**TO DO:** Your task is to copy every line of this material exactly.

** begin GIVEN DATA **

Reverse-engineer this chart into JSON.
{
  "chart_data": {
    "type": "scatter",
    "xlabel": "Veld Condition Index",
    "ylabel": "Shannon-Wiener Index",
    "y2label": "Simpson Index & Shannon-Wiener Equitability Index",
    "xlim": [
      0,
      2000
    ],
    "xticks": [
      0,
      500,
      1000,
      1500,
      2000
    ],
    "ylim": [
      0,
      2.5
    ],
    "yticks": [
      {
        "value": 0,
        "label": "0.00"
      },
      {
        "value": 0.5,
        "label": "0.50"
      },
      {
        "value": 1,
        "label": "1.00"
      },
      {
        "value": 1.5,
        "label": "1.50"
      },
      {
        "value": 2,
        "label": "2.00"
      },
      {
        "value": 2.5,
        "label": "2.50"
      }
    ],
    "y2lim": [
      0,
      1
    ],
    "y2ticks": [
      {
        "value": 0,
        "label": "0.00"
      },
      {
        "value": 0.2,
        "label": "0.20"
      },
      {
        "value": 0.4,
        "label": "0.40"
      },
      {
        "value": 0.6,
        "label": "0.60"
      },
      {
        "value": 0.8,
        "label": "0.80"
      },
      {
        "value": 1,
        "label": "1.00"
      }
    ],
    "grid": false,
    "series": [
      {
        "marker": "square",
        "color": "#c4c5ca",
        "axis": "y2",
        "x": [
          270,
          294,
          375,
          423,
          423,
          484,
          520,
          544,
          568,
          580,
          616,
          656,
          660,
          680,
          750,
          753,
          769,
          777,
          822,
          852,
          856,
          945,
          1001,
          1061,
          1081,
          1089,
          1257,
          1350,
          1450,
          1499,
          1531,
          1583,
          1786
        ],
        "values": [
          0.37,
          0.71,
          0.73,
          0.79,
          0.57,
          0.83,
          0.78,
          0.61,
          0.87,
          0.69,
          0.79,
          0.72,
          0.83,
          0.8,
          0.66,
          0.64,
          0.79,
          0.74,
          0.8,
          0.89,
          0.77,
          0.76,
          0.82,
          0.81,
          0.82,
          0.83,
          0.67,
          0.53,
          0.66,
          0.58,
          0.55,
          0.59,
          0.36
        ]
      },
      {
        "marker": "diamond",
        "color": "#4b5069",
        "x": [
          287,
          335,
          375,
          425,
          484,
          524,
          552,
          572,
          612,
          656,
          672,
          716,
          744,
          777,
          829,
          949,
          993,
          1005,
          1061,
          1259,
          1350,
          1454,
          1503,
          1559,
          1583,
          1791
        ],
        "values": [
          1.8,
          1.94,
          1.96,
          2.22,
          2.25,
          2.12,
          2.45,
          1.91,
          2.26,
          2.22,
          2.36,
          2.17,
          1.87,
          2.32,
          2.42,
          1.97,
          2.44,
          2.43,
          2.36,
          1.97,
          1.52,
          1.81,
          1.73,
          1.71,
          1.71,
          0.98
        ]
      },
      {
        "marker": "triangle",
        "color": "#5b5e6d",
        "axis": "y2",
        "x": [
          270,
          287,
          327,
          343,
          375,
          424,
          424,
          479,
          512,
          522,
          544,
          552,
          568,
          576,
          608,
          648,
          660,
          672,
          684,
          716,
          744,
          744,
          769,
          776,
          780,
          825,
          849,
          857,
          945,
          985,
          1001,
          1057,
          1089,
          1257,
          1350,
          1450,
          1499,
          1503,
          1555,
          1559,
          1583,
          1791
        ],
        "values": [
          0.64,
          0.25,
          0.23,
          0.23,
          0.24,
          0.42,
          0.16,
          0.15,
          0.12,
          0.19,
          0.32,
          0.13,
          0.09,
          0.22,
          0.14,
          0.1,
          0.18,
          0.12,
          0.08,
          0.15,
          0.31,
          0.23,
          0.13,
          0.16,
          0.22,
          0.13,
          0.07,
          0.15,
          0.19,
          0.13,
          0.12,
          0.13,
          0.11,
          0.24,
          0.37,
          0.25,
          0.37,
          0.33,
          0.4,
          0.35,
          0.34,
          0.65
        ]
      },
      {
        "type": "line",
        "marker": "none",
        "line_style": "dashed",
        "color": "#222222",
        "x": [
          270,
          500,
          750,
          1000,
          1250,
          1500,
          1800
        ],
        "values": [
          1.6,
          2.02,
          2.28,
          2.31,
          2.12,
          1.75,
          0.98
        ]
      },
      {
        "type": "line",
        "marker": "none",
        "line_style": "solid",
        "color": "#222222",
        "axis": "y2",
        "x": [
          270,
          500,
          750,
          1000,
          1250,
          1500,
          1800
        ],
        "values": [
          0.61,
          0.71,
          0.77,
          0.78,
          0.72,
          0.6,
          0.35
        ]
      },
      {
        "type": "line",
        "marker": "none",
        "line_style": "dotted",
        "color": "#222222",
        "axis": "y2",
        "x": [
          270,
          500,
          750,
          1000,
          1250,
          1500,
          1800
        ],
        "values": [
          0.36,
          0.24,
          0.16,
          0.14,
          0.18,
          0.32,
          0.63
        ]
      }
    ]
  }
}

** end GIVEN DATA **

**RESPONSE TO THIS EXERCISE:**
Reverse-engineer this chart into JSON.
{
  "chart_data": {
    "type": "scatter",
    "xlabel": "Veld Condition Index",
    "ylabel": "Shannon-Wiener Index",
    "y2label": "Simpson Index & Shannon-Wiener Equitability Index",
    "xlim": [
      0,
      2000
    ],
    "xticks": [
      0,
      500,
      1000,
      1500,
      2000
    ],
    "ylim": [
      0,
      2.5
    ],
    "yticks": [
      {
        "value": 0,
        "label": "0.00"
      },
      {
        "value": 0.5,
        "label": "0.50"
      },
      {
        "value": 1,
        "label": "1.00"
      },
      {
        "value": 1.5,
        "label": "1.50"
      },
      {
        "value": 2,
        "label": "2.00"
      },
      {
        "value": 2.5,
        "label": "2.50"
      }
    ],
    "y2lim": [
      0,
      1
    ],
    "y2ticks": [
      {
        "value": 0,
        "label": "0.00"
      },
      {
        "value": 0.2,
        "label": "0.20"
      },
      {
        "value": 0.4,
        "label": "0.40"
      },
      {
        "value": 0.6,
        "label": "0.60"
      },
      {
        "value": 0.8,
        "label": "0.80"
      },
      {
        "value": 1,
        "label": "1.00"
      }
    ],
    "grid": false,
    "series": [
      {
        "marker": "square",
        "color": "#c4c5ca",
        "axis": "y2",
        "x": [
          270,
          294,
          375,
          423,
          423,
          484,
          520,
          544,
          568,
          580,
          616,
          656,
          660,
          680,
          750,
          753,
          769,
          777,
          822,
          852,
          856,
          945,
          1001,
          1061,
          1081,
          1089,
          1257,
          1350,
          1450,
          1499,
          1531,
          1583,
          1786
        ],
        "values": [
          0.37,
          0.71,
          0.73,
          0.79,
          0.57,
          0.83,
          0.78,
          0.61,
          0.87,
          0.69,
          0.79,
          0.72,
          0.83,
          0.8,
          0.66,
          0.64,
          0.79,
          0.74,
          0.8,
          0.89,
          0.77,
          0.76,
          0.82,
          0.81,
          0.82,
          0.83,
          0.67,
          0.53,
          0.66,
          0.58,
          0.55,
          0.59,
          0.36
        ]
      },
      {
        "marker": "diamond",
        "color": "#4b5069",
        "x": [
          287,
          335,
          375,
          425,
          484,
          524,
          552,
          572,
          612,
          656,
          672,
          716,
          744,
          777,
          829,
          949,
          993,
          1005,
          1061,
          1259,
          1350,
          1454,
          1503,
          1559,
          1583,
          1791
        ],
        "values": [
          1.8,
          1.94,
          1.96,
          2.22,
          2.25,
          2.12,
          2.45,
          1.91,
          2.26,
          2.22,
          2.36,
          2.17,
          1.87,
          2.32,
          2.42,
          1.97,
          2.44,
          2.43,
          2.36,
          1.97,
          1.52,
          1.81,
          1.73,
          1.71,
          1.71,
          0.98
        ]
      },
      {
        "marker": "triangle",
        "color": "#5b5e6d",
        "axis": "y2",
        "x": [
          270,
          287,
          327,
          343,
          375,
          424,
          424,
          479,
          512,
          522,
          544,
          552,
          568,
          576,
          608,
          648,
          660,
          672,
          684,
          716,
          744,
          744,
          769,
          776,
          780,
          825,
          849,
          857,
          945,
          985,
          1001,
          1057,
          1089,
          1257,
          1350,
          1450,
          1499,
          1503,
          1555,
          1559,
          1583,
          1791
        ],
        "values": [
          0.64,
          0.25,
          0.23,
          0.23,
          0.24,
          0.42,
          0.16,
          0.15,
          0.12,
          0.19,
          0.32,
          0.13,
          0.09,
          0.22,
          0.14,
          0.1,
          0.18,
          0.12,
          0.08,
          0.15,
          0.31,
          0.23,
          0.13,
          0.16,
          0.22,
          0.13,
          0.07,
          0.15,
          0.19,
          0.13,
          0.12,
          0.13,
          0.11,
          0.24,
          0.37,
          0.25,
          0.37,
          0.33,
          0.4,
          0.35,
          0.34,
          0.65
        ]
      },
      {
        "type": "line",
        "marker": "none",
        "line_style": "dashed",
        "color": "#222222",
        "x": [
          270,
          500,
          750,
          1000,
          1250,
          1500,
          1800
        ],
        "values": [
          1.6,
          2.02,
          2.28,
          2.31,
          2.12,
          1.75,
          0.98
        ]
      },
      {
        "type": "line",
        "marker": "none",
        "line_style": "solid",
        "color": "#222222",
        "axis": "y2",
        "x": [
          270,
          500,
          750,
          1000,
          1250,
          1500,
          1800
        ],
        "values": [
          0.61,
          0.71,
          0.77,
          0.78,
          0.72,
          0.6,
          0.35
        ]
      },
      {
        "type": "line",
        "marker": "none",
        "line_style": "dotted",
        "color": "#222222",
        "axis": "y2",
        "x": [
          270,
          500,
          750,
          1000,
          1250,
          1500,
          1800
        ],
        "values": [
          0.36,
          0.24,
          0.16,
          0.14,
          0.18,
          0.32,
          0.63
        ]
      }
    ]
  }
}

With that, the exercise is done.